**TASK BRIEF**
Find the lines of data that contain the string "Undvik", then list them.

**MATERIAL TO PROCESS**
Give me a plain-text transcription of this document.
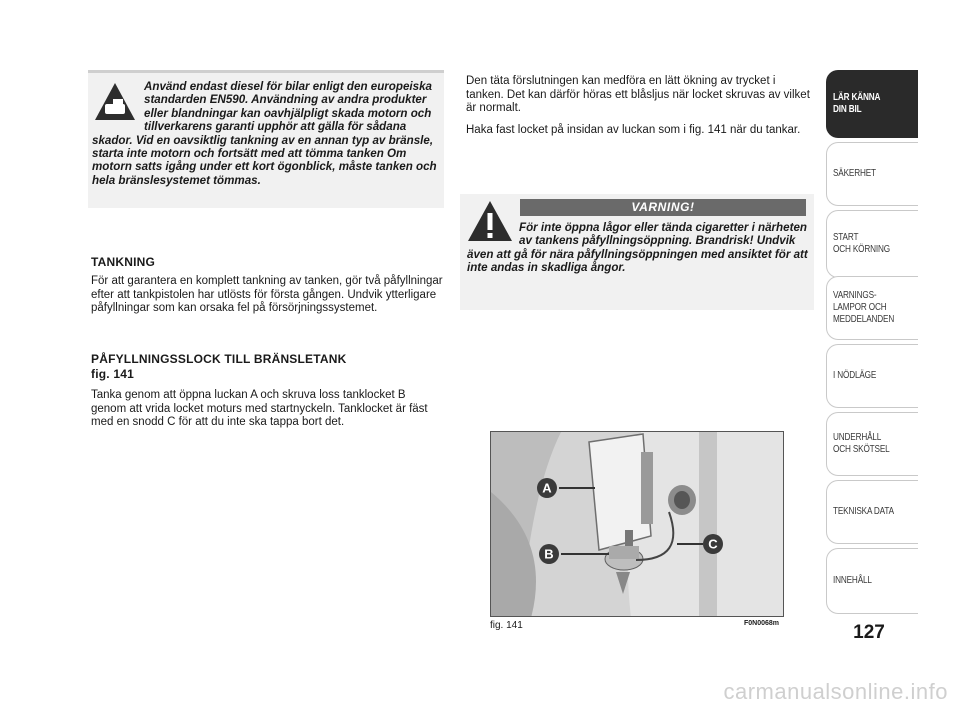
Använd endast diesel för bilar enligt den europeiska standarden EN590. Användning av andra produkter eller blandningar kan oavhjälpligt skada motorn och tillverkarens garanti upphör att gälla för sådana skador. Vid en oavsiktlig tankning av en annan typ av bränsle, starta inte motorn och fortsätt med att tömma tanken Om motorn satts igång under ett kort ögonblick, måste tanken och hela bränslesystemet tömmas.

TANKNING

För att garantera en komplett tankning av tanken, gör två påfyllningar efter att tankpistolen har utlösts för första gången. Undvik ytterligare påfyllningar som kan orsaka fel på försörjningssystemet.

PÅFYLLNINGSSLOCK TILL BRÄNSLETANK
fig. 141

Tanka genom att öppna luckan A och skruva loss tanklocket B genom att vrida locket moturs med startnyckeln. Tanklocket är fäst med en snodd C för att du inte ska tappa bort det.

Den täta förslutningen kan medföra en lätt ökning av trycket i tanken. Det kan därför höras ett blåsljus när locket skruvas av vilket är normalt.

Haka fast locket på insidan av luckan som i fig. 141 när du tankar.

VARNING!

För inte öppna lågor eller tända cigaretter i närheten av tankens påfyllningsöppning. Brandrisk! Undvik även att gå för nära påfyllningsöppningen med ansiktet för att inte andas in skadliga ångor.

A
B
C
fig. 141	F0N0068m
LÄR KÄNNA
DIN BIL
SÄKERHET
START
OCH KÖRNING
VARNINGS-
LAMPOR OCH
MEDDELANDEN
I NÖDLÄGE
UNDERHÅLL
OCH SKÖTSEL
TEKNISKA DATA
INNEHÅLL
127
carmanualsonline.info
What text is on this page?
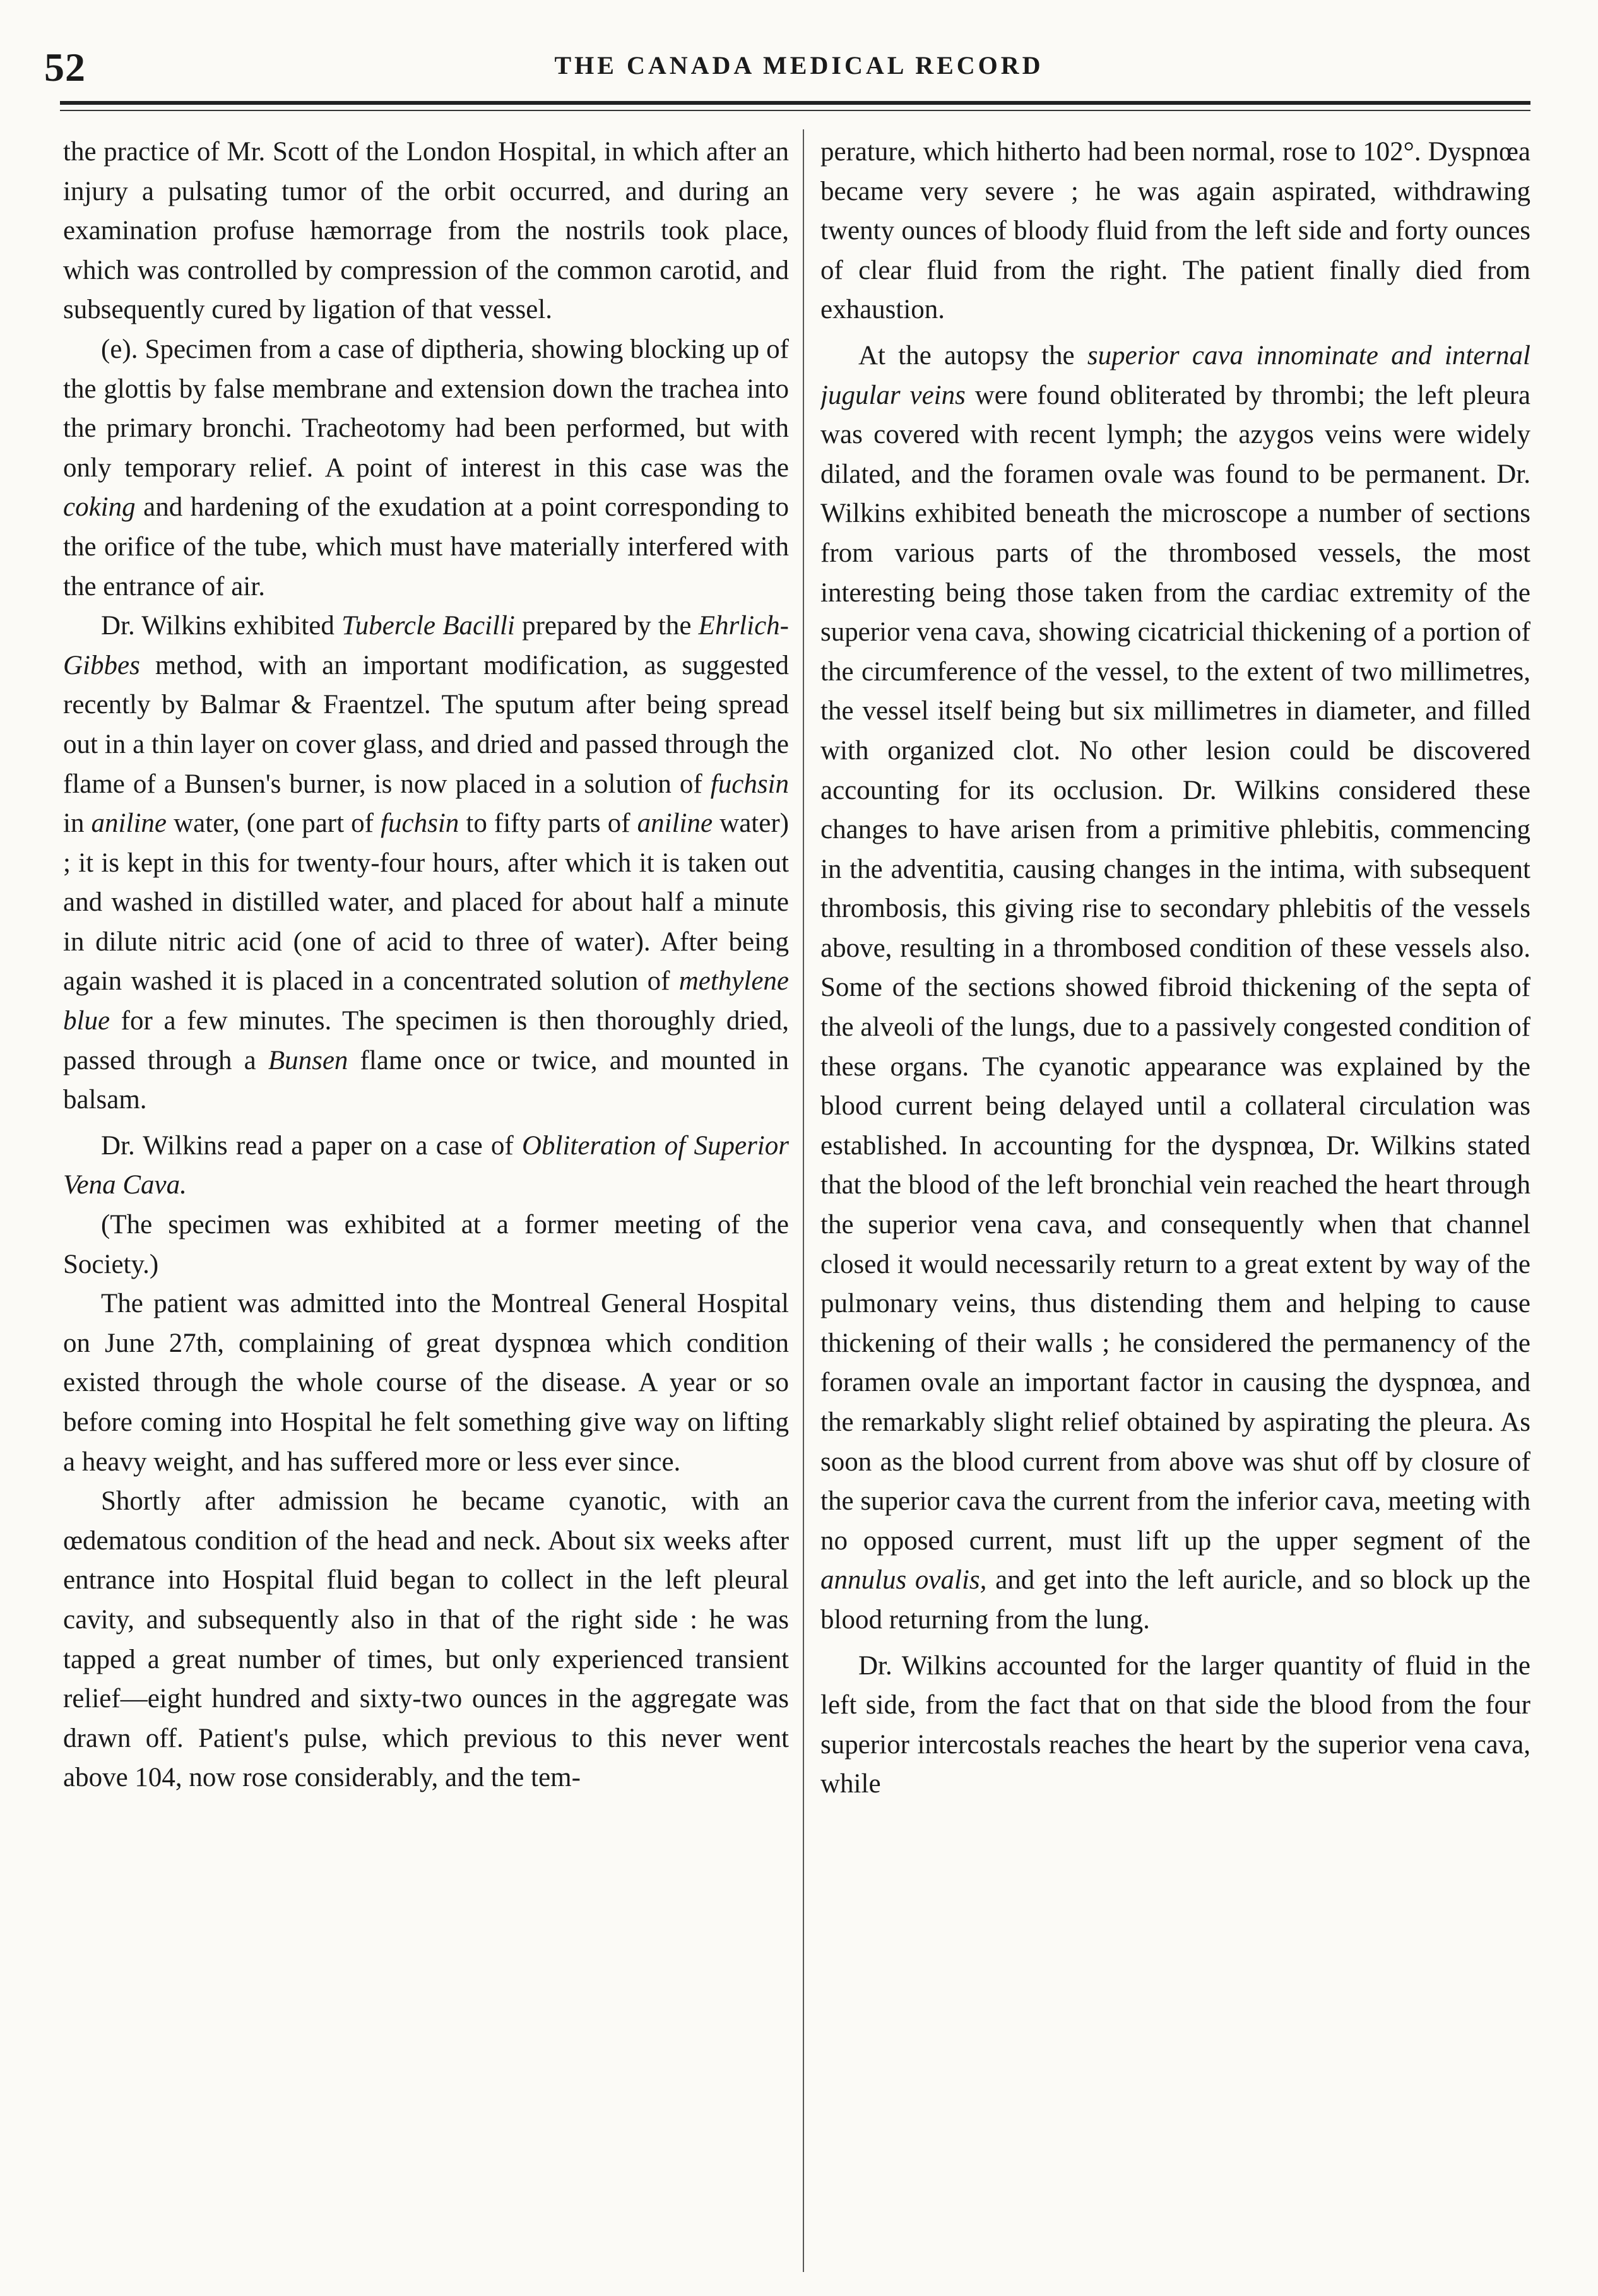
52	THE CANADA MEDICAL RECORD

the practice of Mr. Scott of the London Hospital, in which after an injury a pulsating tumor of the orbit occurred, and during an examination profuse hæmorrage from the nostrils took place, which was controlled by compression of the common carotid, and subsequently cured by ligation of that vessel.

(e). Specimen from a case of diptheria, showing blocking up of the glottis by false membrane and extension down the trachea into the primary bronchi. Tracheotomy had been performed, but with only temporary relief. A point of interest in this case was the coking and hardening of the exudation at a point corresponding to the orifice of the tube, which must have materially interfered with the entrance of air.

Dr. Wilkins exhibited Tubercle Bacilli prepared by the Ehrlich-Gibbes method, with an important modification, as suggested recently by Balmar & Fraentzel. The sputum after being spread out in a thin layer on cover glass, and dried and passed through the flame of a Bunsen's burner, is now placed in a solution of fuchsin in aniline water, (one part of fuchsin to fifty parts of aniline water) ; it is kept in this for twenty-four hours, after which it is taken out and washed in distilled water, and placed for about half a minute in dilute nitric acid (one of acid to three of water). After being again washed it is placed in a concentrated solution of methylene blue for a few minutes. The specimen is then thoroughly dried, passed through a Bunsen flame once or twice, and mounted in balsam.

Dr. Wilkins read a paper on a case of Obliteration of Superior Vena Cava.

(The specimen was exhibited at a former meeting of the Society.)

The patient was admitted into the Montreal General Hospital on June 27th, complaining of great dyspnœa which condition existed through the whole course of the disease. A year or so before coming into Hospital he felt something give way on lifting a heavy weight, and has suffered more or less ever since.

Shortly after admission he became cyanotic, with an œdematous condition of the head and neck. About six weeks after entrance into Hospital fluid began to collect in the left pleural cavity, and subsequently also in that of the right side : he was tapped a great number of times, but only experienced transient relief—eight hundred and sixty-two ounces in the aggregate was drawn off. Patient's pulse, which previous to this never went above 104, now rose considerably, and the tem-

perature, which hitherto had been normal, rose to 102°. Dyspnœa became very severe ; he was again aspirated, withdrawing twenty ounces of bloody fluid from the left side and forty ounces of clear fluid from the right. The patient finally died from exhaustion.

At the autopsy the superior cava innominate and internal jugular veins were found obliterated by thrombi; the left pleura was covered with recent lymph; the azygos veins were widely dilated, and the foramen ovale was found to be permanent. Dr. Wilkins exhibited beneath the microscope a number of sections from various parts of the thrombosed vessels, the most interesting being those taken from the cardiac extremity of the superior vena cava, showing cicatricial thickening of a portion of the circumference of the vessel, to the extent of two millimetres, the vessel itself being but six millimetres in diameter, and filled with organized clot. No other lesion could be discovered accounting for its occlusion. Dr. Wilkins considered these changes to have arisen from a primitive phlebitis, commencing in the adventitia, causing changes in the intima, with subsequent thrombosis, this giving rise to secondary phlebitis of the vessels above, resulting in a thrombosed condition of these vessels also. Some of the sections showed fibroid thickening of the septa of the alveoli of the lungs, due to a passively congested condition of these organs. The cyanotic appearance was explained by the blood current being delayed until a collateral circulation was established. In accounting for the dyspnœa, Dr. Wilkins stated that the blood of the left bronchial vein reached the heart through the superior vena cava, and consequently when that channel closed it would necessarily return to a great extent by way of the pulmonary veins, thus distending them and helping to cause thickening of their walls ; he considered the permanency of the foramen ovale an important factor in causing the dyspnœa, and the remarkably slight relief obtained by aspirating the pleura. As soon as the blood current from above was shut off by closure of the superior cava the current from the inferior cava, meeting with no opposed current, must lift up the upper segment of the annulus ovalis, and get into the left auricle, and so block up the blood returning from the lung.

Dr. Wilkins accounted for the larger quantity of fluid in the left side, from the fact that on that side the blood from the four superior intercostals reaches the heart by the superior vena cava, while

**EXERCISE OUTPUT**
För att garantera en komplett tankning av tanken, gör två påfyllningar efter att tankpistolen har utlösts för första gången. Undvik ytterligare påfyllningar som kan orsaka fel på försörjningssystemet.
För inte öppna lågor eller tända cigaretter i närheten av tankens påfyllningsöppning. Brandrisk! Undvik även att gå för nära påfyllningsöppningen med ansiktet för att inte andas in skadliga ångor.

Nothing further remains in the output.